Job ::
Gather all lines with "trailing" from the records.

Data for this exercise ::

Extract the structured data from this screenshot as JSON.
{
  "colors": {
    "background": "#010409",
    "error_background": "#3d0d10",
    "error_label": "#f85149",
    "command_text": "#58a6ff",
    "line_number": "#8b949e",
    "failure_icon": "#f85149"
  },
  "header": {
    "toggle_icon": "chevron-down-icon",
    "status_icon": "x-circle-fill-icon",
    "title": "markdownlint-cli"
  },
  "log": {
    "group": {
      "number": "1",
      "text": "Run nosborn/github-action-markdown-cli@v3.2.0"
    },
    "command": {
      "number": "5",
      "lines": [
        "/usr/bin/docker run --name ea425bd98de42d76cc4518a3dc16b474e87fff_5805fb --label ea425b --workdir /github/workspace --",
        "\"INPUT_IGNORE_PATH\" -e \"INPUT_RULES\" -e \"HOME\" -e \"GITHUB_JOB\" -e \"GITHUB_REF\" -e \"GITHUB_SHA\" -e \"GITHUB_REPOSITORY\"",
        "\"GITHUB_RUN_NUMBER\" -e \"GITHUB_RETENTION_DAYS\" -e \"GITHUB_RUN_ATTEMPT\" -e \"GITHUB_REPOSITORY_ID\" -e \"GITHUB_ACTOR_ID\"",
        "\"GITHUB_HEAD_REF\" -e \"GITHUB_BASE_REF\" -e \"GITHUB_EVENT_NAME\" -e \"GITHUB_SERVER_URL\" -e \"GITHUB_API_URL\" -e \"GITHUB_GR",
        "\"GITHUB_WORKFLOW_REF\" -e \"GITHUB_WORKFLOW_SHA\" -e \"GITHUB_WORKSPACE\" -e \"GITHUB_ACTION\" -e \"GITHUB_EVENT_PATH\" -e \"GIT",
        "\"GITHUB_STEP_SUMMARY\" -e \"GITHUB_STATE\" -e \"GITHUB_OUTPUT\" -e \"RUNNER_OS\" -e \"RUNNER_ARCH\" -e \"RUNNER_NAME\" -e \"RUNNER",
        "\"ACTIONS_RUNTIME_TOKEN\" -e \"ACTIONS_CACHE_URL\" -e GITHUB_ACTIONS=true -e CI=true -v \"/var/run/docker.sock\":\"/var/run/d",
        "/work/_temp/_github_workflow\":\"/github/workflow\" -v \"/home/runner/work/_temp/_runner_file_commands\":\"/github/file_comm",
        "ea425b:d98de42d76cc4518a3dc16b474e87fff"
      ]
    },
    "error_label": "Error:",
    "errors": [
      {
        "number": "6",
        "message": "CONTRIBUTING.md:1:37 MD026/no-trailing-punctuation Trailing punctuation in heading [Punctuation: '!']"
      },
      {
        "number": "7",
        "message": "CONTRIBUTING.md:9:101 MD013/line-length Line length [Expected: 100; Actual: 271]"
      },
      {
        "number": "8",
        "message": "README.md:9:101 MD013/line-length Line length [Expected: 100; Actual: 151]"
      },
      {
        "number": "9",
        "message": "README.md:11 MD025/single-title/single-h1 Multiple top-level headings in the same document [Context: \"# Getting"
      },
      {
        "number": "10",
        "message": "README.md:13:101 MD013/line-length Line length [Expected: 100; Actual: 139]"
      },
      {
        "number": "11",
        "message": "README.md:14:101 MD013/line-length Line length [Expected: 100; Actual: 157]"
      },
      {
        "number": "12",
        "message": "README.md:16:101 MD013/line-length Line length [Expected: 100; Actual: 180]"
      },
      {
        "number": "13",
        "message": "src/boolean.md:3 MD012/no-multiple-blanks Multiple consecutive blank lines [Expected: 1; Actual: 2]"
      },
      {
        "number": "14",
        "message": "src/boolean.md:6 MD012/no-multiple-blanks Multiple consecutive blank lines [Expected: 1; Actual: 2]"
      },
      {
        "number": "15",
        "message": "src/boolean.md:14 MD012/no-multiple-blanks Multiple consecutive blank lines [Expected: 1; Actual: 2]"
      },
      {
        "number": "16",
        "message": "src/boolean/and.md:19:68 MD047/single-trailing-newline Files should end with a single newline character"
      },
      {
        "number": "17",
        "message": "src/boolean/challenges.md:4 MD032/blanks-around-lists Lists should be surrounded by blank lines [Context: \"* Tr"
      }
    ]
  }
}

The answer ::
        "message": "CONTRIBUTING.md:1:37 MD026/no-trailing-punctuation Trailing punctuation in heading [Punctuation: '!']"
        "message": "src/boolean/and.md:19:68 MD047/single-trailing-newline Files should end with a single newline character"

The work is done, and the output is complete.